§ **Given task**: Your task is to output the entries below word for word.

§ **Items from a dataset**:
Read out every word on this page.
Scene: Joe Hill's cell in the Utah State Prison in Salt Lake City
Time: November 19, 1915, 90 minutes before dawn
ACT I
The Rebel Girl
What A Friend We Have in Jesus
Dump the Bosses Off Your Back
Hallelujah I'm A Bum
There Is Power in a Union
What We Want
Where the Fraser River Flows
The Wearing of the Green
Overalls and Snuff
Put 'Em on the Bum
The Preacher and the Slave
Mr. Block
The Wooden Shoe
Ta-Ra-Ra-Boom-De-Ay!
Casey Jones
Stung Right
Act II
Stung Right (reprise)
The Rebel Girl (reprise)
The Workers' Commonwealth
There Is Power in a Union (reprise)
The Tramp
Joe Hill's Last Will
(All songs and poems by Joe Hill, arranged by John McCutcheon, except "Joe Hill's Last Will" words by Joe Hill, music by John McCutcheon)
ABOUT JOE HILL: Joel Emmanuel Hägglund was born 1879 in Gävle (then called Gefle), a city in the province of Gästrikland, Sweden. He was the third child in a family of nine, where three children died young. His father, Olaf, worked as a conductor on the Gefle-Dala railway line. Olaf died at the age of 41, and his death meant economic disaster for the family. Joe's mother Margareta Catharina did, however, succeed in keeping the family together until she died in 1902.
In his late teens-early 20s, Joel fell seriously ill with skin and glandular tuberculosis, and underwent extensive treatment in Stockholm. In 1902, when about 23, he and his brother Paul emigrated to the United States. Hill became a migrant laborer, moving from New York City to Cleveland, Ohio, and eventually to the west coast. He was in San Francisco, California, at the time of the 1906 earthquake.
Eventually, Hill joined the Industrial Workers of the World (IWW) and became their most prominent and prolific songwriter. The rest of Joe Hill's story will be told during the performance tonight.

§ **Response to the exercise**:
Read out every word on this page.
Scene: Joe Hill's cell in the Utah State Prison in Salt Lake City
Time: November 19, 1915, 90 minutes before dawn
ACT I
The Rebel Girl
What A Friend We Have in Jesus
Dump the Bosses Off Your Back
Hallelujah I'm A Bum
There Is Power in a Union
What We Want
Where the Fraser River Flows
The Wearing of the Green
Overalls and Snuff
Put 'Em on the Bum
The Preacher and the Slave
Mr. Block
The Wooden Shoe
Ta-Ra-Ra-Boom-De-Ay!
Casey Jones
Stung Right
Act II
Stung Right (reprise)
The Rebel Girl (reprise)
The Workers' Commonwealth
There Is Power in a Union (reprise)
The Tramp
Joe Hill's Last Will
(All songs and poems by Joe Hill, arranged by John McCutcheon, except "Joe Hill's Last Will" words by Joe Hill, music by John McCutcheon)
ABOUT JOE HILL: Joel Emmanuel Hägglund was born 1879 in Gävle (then called Gefle), a city in the province of Gästrikland, Sweden. He was the third child in a family of nine, where three children died young. His father, Olaf, worked as a conductor on the Gefle-Dala railway line. Olaf died at the age of 41, and his death meant economic disaster for the family. Joe's mother Margareta Catharina did, however, succeed in keeping the family together until she died in 1902.
In his late teens-early 20s, Joel fell seriously ill with skin and glandular tuberculosis, and underwent extensive treatment in Stockholm. In 1902, when about 23, he and his brother Paul emigrated to the United States. Hill became a migrant laborer, moving from New York City to Cleveland, Ohio, and eventually to the west coast. He was in San Francisco, California, at the time of the 1906 earthquake.
Eventually, Hill joined the Industrial Workers of the World (IWW) and became their most prominent and prolific songwriter. The rest of Joe Hill's story will be told during the performance tonight.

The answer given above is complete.